* [YOUR OBJECTIVE]:
Images embedded in the records are excluded; print everything else exactly as given.

* [GIVEN ENTRIES]:
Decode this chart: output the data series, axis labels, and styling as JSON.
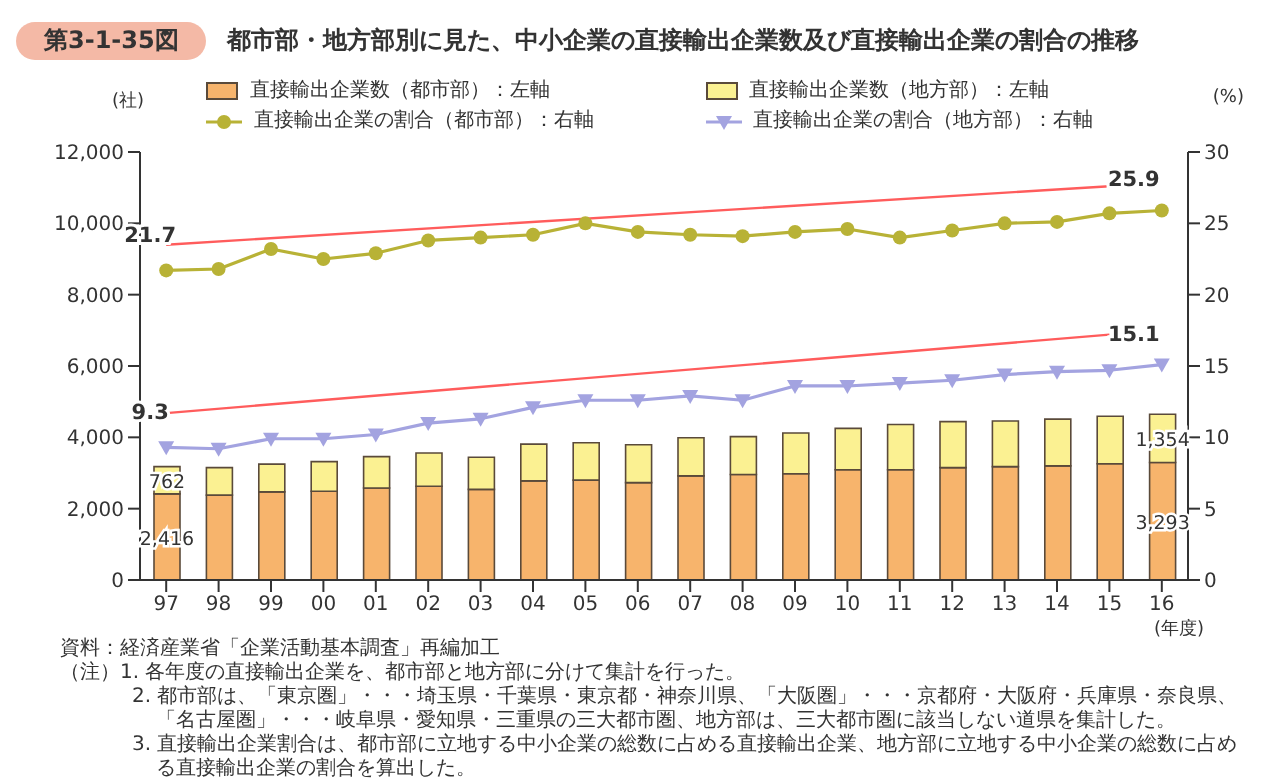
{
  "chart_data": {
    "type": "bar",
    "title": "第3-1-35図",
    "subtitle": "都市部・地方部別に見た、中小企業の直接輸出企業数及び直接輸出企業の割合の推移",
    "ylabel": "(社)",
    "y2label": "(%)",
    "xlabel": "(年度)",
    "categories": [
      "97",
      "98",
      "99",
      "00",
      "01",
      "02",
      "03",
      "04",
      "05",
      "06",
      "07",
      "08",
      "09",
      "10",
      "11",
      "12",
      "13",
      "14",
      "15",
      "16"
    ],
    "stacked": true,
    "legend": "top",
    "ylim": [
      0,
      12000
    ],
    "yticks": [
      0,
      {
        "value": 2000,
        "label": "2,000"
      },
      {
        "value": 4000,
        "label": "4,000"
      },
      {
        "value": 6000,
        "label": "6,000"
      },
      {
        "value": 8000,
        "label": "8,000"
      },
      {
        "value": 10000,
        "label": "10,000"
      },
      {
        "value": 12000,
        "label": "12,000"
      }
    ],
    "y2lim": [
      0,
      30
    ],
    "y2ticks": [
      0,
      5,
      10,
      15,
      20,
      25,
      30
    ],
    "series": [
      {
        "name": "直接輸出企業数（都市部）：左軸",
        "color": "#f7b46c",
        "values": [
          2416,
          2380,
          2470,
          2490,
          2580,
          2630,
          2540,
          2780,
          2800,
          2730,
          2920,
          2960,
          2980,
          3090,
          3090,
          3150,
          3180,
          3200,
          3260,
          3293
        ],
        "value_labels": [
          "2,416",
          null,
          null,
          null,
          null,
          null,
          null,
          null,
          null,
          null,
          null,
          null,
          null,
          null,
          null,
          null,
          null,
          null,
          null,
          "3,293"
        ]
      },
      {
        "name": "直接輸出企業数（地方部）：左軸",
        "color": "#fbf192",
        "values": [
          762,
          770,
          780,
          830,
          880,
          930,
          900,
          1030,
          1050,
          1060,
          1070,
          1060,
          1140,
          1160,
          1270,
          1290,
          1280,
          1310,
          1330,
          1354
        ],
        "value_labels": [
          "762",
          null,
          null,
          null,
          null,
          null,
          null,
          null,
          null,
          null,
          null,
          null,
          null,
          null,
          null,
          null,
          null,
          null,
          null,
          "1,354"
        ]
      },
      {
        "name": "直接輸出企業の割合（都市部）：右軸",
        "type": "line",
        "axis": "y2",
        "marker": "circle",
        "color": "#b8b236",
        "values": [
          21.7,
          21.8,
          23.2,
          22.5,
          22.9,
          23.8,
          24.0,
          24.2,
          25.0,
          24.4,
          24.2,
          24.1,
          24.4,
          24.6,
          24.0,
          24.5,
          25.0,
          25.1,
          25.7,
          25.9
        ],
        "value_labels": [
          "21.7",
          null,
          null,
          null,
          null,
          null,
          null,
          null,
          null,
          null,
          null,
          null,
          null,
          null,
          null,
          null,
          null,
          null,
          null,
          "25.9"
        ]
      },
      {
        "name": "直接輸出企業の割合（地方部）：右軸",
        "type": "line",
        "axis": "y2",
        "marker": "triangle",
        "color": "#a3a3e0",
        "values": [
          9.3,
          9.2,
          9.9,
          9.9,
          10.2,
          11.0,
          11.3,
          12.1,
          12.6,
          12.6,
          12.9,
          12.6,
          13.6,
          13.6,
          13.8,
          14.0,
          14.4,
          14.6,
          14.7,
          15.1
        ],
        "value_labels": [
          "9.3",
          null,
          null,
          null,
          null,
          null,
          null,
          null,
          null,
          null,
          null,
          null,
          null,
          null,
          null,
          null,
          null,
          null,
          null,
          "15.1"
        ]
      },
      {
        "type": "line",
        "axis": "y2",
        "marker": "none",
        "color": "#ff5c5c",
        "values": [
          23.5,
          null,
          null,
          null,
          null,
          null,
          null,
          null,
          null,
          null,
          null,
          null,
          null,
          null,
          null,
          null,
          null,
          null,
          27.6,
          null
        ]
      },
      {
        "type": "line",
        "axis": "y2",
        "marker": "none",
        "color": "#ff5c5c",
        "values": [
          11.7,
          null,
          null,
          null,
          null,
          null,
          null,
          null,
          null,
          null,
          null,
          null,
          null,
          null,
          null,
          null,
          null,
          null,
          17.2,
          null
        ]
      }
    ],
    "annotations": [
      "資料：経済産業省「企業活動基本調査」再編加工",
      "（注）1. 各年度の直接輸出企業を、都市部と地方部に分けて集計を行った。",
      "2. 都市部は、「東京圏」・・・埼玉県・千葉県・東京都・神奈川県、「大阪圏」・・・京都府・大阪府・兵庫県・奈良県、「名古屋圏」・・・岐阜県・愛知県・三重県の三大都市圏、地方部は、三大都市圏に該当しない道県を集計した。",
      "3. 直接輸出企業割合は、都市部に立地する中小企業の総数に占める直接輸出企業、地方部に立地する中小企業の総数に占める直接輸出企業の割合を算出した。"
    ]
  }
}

* [EXERCISE RESULT]:
Decode this chart: output the data series, axis labels, and styling as JSON.
{
  "chart_data": {
    "type": "bar",
    "title": "第3-1-35図",
    "subtitle": "都市部・地方部別に見た、中小企業の直接輸出企業数及び直接輸出企業の割合の推移",
    "ylabel": "(社)",
    "y2label": "(%)",
    "xlabel": "(年度)",
    "categories": [
      "97",
      "98",
      "99",
      "00",
      "01",
      "02",
      "03",
      "04",
      "05",
      "06",
      "07",
      "08",
      "09",
      "10",
      "11",
      "12",
      "13",
      "14",
      "15",
      "16"
    ],
    "stacked": true,
    "legend": "top",
    "ylim": [
      0,
      12000
    ],
    "yticks": [
      0,
      {
        "value": 2000,
        "label": "2,000"
      },
      {
        "value": 4000,
        "label": "4,000"
      },
      {
        "value": 6000,
        "label": "6,000"
      },
      {
        "value": 8000,
        "label": "8,000"
      },
      {
        "value": 10000,
        "label": "10,000"
      },
      {
        "value": 12000,
        "label": "12,000"
      }
    ],
    "y2lim": [
      0,
      30
    ],
    "y2ticks": [
      0,
      5,
      10,
      15,
      20,
      25,
      30
    ],
    "series": [
      {
        "name": "直接輸出企業数（都市部）：左軸",
        "color": "#f7b46c",
        "values": [
          2416,
          2380,
          2470,
          2490,
          2580,
          2630,
          2540,
          2780,
          2800,
          2730,
          2920,
          2960,
          2980,
          3090,
          3090,
          3150,
          3180,
          3200,
          3260,
          3293
        ],
        "value_labels": [
          "2,416",
          null,
          null,
          null,
          null,
          null,
          null,
          null,
          null,
          null,
          null,
          null,
          null,
          null,
          null,
          null,
          null,
          null,
          null,
          "3,293"
        ]
      },
      {
        "name": "直接輸出企業数（地方部）：左軸",
        "color": "#fbf192",
        "values": [
          762,
          770,
          780,
          830,
          880,
          930,
          900,
          1030,
          1050,
          1060,
          1070,
          1060,
          1140,
          1160,
          1270,
          1290,
          1280,
          1310,
          1330,
          1354
        ],
        "value_labels": [
          "762",
          null,
          null,
          null,
          null,
          null,
          null,
          null,
          null,
          null,
          null,
          null,
          null,
          null,
          null,
          null,
          null,
          null,
          null,
          "1,354"
        ]
      },
      {
        "name": "直接輸出企業の割合（都市部）：右軸",
        "type": "line",
        "axis": "y2",
        "marker": "circle",
        "color": "#b8b236",
        "values": [
          21.7,
          21.8,
          23.2,
          22.5,
          22.9,
          23.8,
          24.0,
          24.2,
          25.0,
          24.4,
          24.2,
          24.1,
          24.4,
          24.6,
          24.0,
          24.5,
          25.0,
          25.1,
          25.7,
          25.9
        ],
        "value_labels": [
          "21.7",
          null,
          null,
          null,
          null,
          null,
          null,
          null,
          null,
          null,
          null,
          null,
          null,
          null,
          null,
          null,
          null,
          null,
          null,
          "25.9"
        ]
      },
      {
        "name": "直接輸出企業の割合（地方部）：右軸",
        "type": "line",
        "axis": "y2",
        "marker": "triangle",
        "color": "#a3a3e0",
        "values": [
          9.3,
          9.2,
          9.9,
          9.9,
          10.2,
          11.0,
          11.3,
          12.1,
          12.6,
          12.6,
          12.9,
          12.6,
          13.6,
          13.6,
          13.8,
          14.0,
          14.4,
          14.6,
          14.7,
          15.1
        ],
        "value_labels": [
          "9.3",
          null,
          null,
          null,
          null,
          null,
          null,
          null,
          null,
          null,
          null,
          null,
          null,
          null,
          null,
          null,
          null,
          null,
          null,
          "15.1"
        ]
      },
      {
        "type": "line",
        "axis": "y2",
        "marker": "none",
        "color": "#ff5c5c",
        "values": [
          23.5,
          null,
          null,
          null,
          null,
          null,
          null,
          null,
          null,
          null,
          null,
          null,
          null,
          null,
          null,
          null,
          null,
          null,
          27.6,
          null
        ]
      },
      {
        "type": "line",
        "axis": "y2",
        "marker": "none",
        "color": "#ff5c5c",
        "values": [
          11.7,
          null,
          null,
          null,
          null,
          null,
          null,
          null,
          null,
          null,
          null,
          null,
          null,
          null,
          null,
          null,
          null,
          null,
          17.2,
          null
        ]
      }
    ],
    "annotations": [
      "資料：経済産業省「企業活動基本調査」再編加工",
      "（注）1. 各年度の直接輸出企業を、都市部と地方部に分けて集計を行った。",
      "2. 都市部は、「東京圏」・・・埼玉県・千葉県・東京都・神奈川県、「大阪圏」・・・京都府・大阪府・兵庫県・奈良県、「名古屋圏」・・・岐阜県・愛知県・三重県の三大都市圏、地方部は、三大都市圏に該当しない道県を集計した。",
      "3. 直接輸出企業割合は、都市部に立地する中小企業の総数に占める直接輸出企業、地方部に立地する中小企業の総数に占める直接輸出企業の割合を算出した。"
    ]
  }
}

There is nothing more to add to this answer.